/---
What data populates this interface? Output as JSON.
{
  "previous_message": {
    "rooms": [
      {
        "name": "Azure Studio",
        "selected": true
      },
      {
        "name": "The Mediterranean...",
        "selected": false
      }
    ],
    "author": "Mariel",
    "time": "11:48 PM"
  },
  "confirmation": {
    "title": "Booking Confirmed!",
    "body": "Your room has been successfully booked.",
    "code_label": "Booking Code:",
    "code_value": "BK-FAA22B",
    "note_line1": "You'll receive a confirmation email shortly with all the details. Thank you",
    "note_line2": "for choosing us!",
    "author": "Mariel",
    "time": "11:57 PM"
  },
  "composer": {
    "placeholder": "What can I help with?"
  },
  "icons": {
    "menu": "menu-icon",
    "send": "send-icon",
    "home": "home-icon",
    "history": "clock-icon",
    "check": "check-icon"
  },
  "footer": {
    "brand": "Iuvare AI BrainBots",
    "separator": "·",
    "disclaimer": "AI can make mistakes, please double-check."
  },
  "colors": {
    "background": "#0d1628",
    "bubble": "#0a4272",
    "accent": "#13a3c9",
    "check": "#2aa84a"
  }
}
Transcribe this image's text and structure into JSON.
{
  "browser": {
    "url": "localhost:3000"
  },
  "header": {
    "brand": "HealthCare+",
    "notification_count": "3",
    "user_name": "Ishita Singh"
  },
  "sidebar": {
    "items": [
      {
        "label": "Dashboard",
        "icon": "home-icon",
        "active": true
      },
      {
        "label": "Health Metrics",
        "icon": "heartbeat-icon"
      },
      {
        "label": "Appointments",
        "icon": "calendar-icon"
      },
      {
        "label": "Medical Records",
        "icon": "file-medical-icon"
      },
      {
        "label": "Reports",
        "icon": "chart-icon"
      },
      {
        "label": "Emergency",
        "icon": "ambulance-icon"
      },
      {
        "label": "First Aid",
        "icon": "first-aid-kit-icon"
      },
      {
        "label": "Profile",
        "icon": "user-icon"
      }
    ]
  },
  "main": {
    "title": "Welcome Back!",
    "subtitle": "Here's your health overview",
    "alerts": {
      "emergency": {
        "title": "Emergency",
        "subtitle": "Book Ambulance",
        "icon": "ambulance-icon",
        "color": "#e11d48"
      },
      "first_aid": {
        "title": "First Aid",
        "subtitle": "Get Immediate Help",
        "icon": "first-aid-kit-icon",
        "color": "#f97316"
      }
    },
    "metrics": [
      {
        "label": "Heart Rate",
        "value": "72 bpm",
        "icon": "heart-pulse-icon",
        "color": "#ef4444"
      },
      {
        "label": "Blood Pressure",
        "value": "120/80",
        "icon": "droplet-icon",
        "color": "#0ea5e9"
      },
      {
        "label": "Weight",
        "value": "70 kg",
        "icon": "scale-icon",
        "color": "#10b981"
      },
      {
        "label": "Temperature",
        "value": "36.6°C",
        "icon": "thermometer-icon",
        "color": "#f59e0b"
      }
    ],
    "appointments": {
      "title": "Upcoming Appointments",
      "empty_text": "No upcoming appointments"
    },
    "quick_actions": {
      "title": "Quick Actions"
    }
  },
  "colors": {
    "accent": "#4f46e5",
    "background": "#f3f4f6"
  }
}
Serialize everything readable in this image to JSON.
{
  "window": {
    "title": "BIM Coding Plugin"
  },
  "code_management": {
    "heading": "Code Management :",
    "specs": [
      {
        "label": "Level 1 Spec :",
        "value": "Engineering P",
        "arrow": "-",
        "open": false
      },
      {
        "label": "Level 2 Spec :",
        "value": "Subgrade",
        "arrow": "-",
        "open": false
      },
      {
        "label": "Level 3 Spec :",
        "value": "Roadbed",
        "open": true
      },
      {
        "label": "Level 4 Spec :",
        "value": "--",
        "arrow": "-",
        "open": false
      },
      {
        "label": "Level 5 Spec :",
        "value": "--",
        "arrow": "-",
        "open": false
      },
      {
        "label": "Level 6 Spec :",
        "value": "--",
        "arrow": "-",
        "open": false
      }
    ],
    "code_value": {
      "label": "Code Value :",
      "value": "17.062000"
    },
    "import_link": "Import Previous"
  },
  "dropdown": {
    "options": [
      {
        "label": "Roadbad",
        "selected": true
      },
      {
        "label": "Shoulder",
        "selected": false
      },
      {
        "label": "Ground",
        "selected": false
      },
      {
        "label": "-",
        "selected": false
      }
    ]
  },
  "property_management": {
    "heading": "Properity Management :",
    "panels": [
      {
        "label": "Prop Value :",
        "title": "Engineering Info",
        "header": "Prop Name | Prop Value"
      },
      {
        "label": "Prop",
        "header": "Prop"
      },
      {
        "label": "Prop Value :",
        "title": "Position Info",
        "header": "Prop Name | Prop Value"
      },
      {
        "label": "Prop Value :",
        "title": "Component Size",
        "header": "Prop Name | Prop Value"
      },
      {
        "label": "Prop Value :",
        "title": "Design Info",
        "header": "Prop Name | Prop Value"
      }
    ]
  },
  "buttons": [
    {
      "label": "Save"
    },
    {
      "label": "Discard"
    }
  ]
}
\---
→ GIVEN TASK
Reproduce each line of the entries in which the word "heading" is found.

→ SOLUTION TO THIS TASK
    "heading": "Code Management :",
    "heading": "Properity Management :",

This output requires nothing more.